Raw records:
-=-=-=-=-

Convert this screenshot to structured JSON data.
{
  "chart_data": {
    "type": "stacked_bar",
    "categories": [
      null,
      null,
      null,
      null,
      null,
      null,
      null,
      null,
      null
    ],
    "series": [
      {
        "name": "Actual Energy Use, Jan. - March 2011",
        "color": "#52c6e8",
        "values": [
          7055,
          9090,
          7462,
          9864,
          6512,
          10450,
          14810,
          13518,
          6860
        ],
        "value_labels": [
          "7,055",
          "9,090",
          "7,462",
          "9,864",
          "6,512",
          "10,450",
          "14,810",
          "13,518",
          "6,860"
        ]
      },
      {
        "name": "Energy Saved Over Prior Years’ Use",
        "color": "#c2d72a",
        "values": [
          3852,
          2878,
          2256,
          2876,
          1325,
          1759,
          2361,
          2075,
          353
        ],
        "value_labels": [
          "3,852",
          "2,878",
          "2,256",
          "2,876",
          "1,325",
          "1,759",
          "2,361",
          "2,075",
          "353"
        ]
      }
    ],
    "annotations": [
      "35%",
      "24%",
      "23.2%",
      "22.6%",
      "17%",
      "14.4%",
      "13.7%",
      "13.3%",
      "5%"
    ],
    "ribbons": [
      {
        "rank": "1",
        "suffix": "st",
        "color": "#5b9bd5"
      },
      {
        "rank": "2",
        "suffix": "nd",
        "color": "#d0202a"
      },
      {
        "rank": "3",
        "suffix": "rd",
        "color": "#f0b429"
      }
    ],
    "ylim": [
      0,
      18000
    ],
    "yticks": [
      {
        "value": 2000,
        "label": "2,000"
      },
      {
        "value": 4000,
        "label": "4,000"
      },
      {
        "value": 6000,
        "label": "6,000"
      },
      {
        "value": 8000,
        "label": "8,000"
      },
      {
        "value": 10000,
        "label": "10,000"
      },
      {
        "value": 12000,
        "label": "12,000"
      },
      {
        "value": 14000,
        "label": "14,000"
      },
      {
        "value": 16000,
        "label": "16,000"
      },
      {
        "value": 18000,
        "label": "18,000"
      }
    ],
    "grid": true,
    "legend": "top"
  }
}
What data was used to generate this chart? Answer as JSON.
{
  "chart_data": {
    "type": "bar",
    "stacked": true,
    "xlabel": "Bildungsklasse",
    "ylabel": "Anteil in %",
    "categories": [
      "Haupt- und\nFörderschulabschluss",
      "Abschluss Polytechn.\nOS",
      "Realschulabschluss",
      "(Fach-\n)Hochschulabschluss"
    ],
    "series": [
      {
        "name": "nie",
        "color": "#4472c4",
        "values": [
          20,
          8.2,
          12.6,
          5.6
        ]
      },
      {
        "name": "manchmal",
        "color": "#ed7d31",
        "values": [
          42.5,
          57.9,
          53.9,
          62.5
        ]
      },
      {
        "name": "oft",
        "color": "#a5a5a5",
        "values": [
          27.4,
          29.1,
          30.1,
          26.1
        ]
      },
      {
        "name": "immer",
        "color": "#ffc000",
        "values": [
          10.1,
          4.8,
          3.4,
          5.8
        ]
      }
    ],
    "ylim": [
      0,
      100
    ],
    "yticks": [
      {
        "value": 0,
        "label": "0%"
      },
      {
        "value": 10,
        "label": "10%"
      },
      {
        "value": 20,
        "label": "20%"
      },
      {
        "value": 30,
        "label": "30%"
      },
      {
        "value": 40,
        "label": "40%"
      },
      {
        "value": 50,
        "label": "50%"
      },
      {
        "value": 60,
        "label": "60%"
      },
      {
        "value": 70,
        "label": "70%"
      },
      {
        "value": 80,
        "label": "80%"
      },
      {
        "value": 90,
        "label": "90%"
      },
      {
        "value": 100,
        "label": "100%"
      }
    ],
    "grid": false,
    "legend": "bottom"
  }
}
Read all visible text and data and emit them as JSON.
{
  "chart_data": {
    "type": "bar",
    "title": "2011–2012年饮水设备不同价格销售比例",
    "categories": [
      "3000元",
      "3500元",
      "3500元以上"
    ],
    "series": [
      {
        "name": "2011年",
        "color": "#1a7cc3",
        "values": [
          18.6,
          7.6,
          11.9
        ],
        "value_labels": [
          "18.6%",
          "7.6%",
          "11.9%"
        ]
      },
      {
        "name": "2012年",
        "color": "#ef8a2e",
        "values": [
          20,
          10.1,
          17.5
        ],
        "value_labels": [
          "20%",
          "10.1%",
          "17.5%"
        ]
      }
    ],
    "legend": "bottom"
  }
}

-=-=-=-=-

Exercise brief:
Write out all records exactly, keeping every detail.

The result:
Convert this screenshot to structured JSON data.
{
  "chart_data": {
    "type": "stacked_bar",
    "categories": [
      null,
      null,
      null,
      null,
      null,
      null,
      null,
      null,
      null
    ],
    "series": [
      {
        "name": "Actual Energy Use, Jan. - March 2011",
        "color": "#52c6e8",
        "values": [
          7055,
          9090,
          7462,
          9864,
          6512,
          10450,
          14810,
          13518,
          6860
        ],
        "value_labels": [
          "7,055",
          "9,090",
          "7,462",
          "9,864",
          "6,512",
          "10,450",
          "14,810",
          "13,518",
          "6,860"
        ]
      },
      {
        "name": "Energy Saved Over Prior Years’ Use",
        "color": "#c2d72a",
        "values": [
          3852,
          2878,
          2256,
          2876,
          1325,
          1759,
          2361,
          2075,
          353
        ],
        "value_labels": [
          "3,852",
          "2,878",
          "2,256",
          "2,876",
          "1,325",
          "1,759",
          "2,361",
          "2,075",
          "353"
        ]
      }
    ],
    "annotations": [
      "35%",
      "24%",
      "23.2%",
      "22.6%",
      "17%",
      "14.4%",
      "13.7%",
      "13.3%",
      "5%"
    ],
    "ribbons": [
      {
        "rank": "1",
        "suffix": "st",
        "color": "#5b9bd5"
      },
      {
        "rank": "2",
        "suffix": "nd",
        "color": "#d0202a"
      },
      {
        "rank": "3",
        "suffix": "rd",
        "color": "#f0b429"
      }
    ],
    "ylim": [
      0,
      18000
    ],
    "yticks": [
      {
        "value": 2000,
        "label": "2,000"
      },
      {
        "value": 4000,
        "label": "4,000"
      },
      {
        "value": 6000,
        "label": "6,000"
      },
      {
        "value": 8000,
        "label": "8,000"
      },
      {
        "value": 10000,
        "label": "10,000"
      },
      {
        "value": 12000,
        "label": "12,000"
      },
      {
        "value": 14000,
        "label": "14,000"
      },
      {
        "value": 16000,
        "label": "16,000"
      },
      {
        "value": 18000,
        "label": "18,000"
      }
    ],
    "grid": true,
    "legend": "top"
  }
}
What data was used to generate this chart? Answer as JSON.
{
  "chart_data": {
    "type": "bar",
    "stacked": true,
    "xlabel": "Bildungsklasse",
    "ylabel": "Anteil in %",
    "categories": [
      "Haupt- und\nFörderschulabschluss",
      "Abschluss Polytechn.\nOS",
      "Realschulabschluss",
      "(Fach-\n)Hochschulabschluss"
    ],
    "series": [
      {
        "name": "nie",
        "color": "#4472c4",
        "values": [
          20,
          8.2,
          12.6,
          5.6
        ]
      },
      {
        "name": "manchmal",
        "color": "#ed7d31",
        "values": [
          42.5,
          57.9,
          53.9,
          62.5
        ]
      },
      {
        "name": "oft",
        "color": "#a5a5a5",
        "values": [
          27.4,
          29.1,
          30.1,
          26.1
        ]
      },
      {
        "name": "immer",
        "color": "#ffc000",
        "values": [
          10.1,
          4.8,
          3.4,
          5.8
        ]
      }
    ],
    "ylim": [
      0,
      100
    ],
    "yticks": [
      {
        "value": 0,
        "label": "0%"
      },
      {
        "value": 10,
        "label": "10%"
      },
      {
        "value": 20,
        "label": "20%"
      },
      {
        "value": 30,
        "label": "30%"
      },
      {
        "value": 40,
        "label": "40%"
      },
      {
        "value": 50,
        "label": "50%"
      },
      {
        "value": 60,
        "label": "60%"
      },
      {
        "value": 70,
        "label": "70%"
      },
      {
        "value": 80,
        "label": "80%"
      },
      {
        "value": 90,
        "label": "90%"
      },
      {
        "value": 100,
        "label": "100%"
      }
    ],
    "grid": false,
    "legend": "bottom"
  }
}
Read all visible text and data and emit them as JSON.
{
  "chart_data": {
    "type": "bar",
    "title": "2011–2012年饮水设备不同价格销售比例",
    "categories": [
      "3000元",
      "3500元",
      "3500元以上"
    ],
    "series": [
      {
        "name": "2011年",
        "color": "#1a7cc3",
        "values": [
          18.6,
          7.6,
          11.9
        ],
        "value_labels": [
          "18.6%",
          "7.6%",
          "11.9%"
        ]
      },
      {
        "name": "2012年",
        "color": "#ef8a2e",
        "values": [
          20,
          10.1,
          17.5
        ],
        "value_labels": [
          "20%",
          "10.1%",
          "17.5%"
        ]
      }
    ],
    "legend": "bottom"
  }
}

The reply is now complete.